### Tarea 1
Traduce al inglés esta oración del texto sobre Vinodelfin: "Posibilidades y condiciones las tienen de sobra."
### Tarea 2
Prolonga el texto sobre el concierto de Vinodelfin a partir de su última oración.

### Fragmento del texto

■ ■ ■ ■ ■

Porque su público se merece todos los adjetivos positivos posibles, salvo el de “numeroso”. En los últimos meses, la banda ha pasado en la capital por el Fotomatón, el Contraclub – dos veces -, el Costello, el Teatro Lara y ahora la Boite. Y en ninguna de las citas había mas de cincuenta o sesenta personas. El viernes no cambió mucho la cosa: medio centenar, aunque en la sala caben quince o veinte decenas mas. Eso sí, cada persona que había el viernes allí, valía por cinco.

Picando piedra, construyendo su camino baldosa a baldosa y ofreciendo shows cada vez más sólidos, Vinodelfin se han convertido en la gran incógnita del under nacional. ¿Por qué no dan un paso más allá? Posibilidades y condiciones las tienen de sobra. Para empezar, buenos instrumentistas. Fluren toca el teclado con la misma facilidad y fluidez con la que tú respiras, Pablo Lacolla le pega con una contundencia a la batería que levanta a la banda un par de centímetros del suelo un par de veces por canción.

Alberto es discreto, sonríe y saca el mejor sonido posible a su guitarra, llena de pasajes melódicos de lo más enérgicos, cargados de épica emotiva, grandilocuencia y perfección. Igual que Matías Luna, en su papel, sin fallar, siendo el complemento perfecto de Lacolla, otra pieza imprescindible de la maquinaria. Y al frente de todos ellos, Marcos, un gran cantante y escritor capaz de hacer elegantes y emotivas palabras que, en boca de otros, sonarían con un excesivo regusto edulcorante. Quizás ayuda que es algo excéntrico/histriónico en sus formas y maneras de atacar las canciones (no en su ropa, que cada vez es más hippie).

■ ■ ■ ■ ■

### Material proporcionado
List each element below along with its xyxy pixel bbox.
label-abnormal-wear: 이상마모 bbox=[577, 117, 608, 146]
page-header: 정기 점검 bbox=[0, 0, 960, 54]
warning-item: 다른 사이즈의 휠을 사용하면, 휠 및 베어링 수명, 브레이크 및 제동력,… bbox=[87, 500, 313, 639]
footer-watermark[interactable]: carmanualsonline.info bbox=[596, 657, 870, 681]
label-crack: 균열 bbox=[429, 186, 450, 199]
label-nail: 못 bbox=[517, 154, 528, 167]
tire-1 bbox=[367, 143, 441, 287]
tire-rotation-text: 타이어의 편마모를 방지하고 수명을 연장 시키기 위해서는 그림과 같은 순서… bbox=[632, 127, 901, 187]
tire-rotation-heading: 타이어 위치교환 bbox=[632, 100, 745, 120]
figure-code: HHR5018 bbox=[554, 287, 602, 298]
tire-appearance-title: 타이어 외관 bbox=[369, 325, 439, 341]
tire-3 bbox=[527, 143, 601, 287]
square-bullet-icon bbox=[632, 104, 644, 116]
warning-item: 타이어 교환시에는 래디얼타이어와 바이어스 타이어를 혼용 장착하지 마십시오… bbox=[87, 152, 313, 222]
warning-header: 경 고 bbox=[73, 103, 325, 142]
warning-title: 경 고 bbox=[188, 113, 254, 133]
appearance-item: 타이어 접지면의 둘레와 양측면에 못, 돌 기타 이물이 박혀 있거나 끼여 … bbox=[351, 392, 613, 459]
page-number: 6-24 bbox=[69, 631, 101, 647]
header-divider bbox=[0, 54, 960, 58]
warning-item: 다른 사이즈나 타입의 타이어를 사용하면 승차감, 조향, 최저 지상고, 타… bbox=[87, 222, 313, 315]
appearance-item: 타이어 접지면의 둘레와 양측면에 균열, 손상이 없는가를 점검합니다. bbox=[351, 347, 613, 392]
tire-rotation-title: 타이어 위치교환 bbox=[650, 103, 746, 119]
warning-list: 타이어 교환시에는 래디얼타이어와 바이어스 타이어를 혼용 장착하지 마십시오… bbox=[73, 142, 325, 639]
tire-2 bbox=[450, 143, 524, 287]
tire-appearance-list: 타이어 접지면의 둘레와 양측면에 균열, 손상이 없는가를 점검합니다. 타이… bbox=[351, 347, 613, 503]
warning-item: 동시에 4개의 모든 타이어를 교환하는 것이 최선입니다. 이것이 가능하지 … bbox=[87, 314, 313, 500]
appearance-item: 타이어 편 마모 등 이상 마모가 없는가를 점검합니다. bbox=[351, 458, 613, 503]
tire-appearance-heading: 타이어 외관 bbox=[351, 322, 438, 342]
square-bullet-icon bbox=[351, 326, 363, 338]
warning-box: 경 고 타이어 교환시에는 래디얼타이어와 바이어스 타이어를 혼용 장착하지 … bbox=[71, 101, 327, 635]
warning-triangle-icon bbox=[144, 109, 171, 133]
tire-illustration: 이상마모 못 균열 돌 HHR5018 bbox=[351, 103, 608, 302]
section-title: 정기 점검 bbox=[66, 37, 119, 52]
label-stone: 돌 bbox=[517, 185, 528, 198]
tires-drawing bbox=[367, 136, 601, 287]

■ ■ ■ ■ ■

### Respuesta 1
They have possibilities and conditions to spare.

### Respuesta 2
A lo largo de hora y media su pop vitalista y esperanzador de la escuela Elefantes cobra fuerza y carácter de banda de rock: esos punteos a lo Radiohead, esas versiones con finales espectaculares de Reconocer o Habrá salida, incitan al aplauso instintivo y a la admiración inmediata.

Hay momentos más recogidos: Amaros, íntima, mas bien delicada, que el público recibe como si se tratase de su rincón personal favorito. O Espejos, onírica, oscura, reducida a lo mínimo transmitiendo a lo grande. Hubo tiempo para recordar Perfecto en la locura, y comprobar, que, afortunadamente, han mejorado mucho con el tiempo. Mariposas se convierte en toda una descarga colectiva de buen rollo (no en modo secta), Caballo soy, en un derroche importante de poder vocal y Nieve, en un cúmulo constante de sinceras declaraciones de intenciones.

Hay que ser sincero, el sonido de la céntrica sala no estuvo a la altura en ningún momento, aunque al final los desajustes de sonido se convirtieron más en anécdota que en otra cosa (para el público por lo menos, a ellos a lo mejor no les hizo ninguna gracia).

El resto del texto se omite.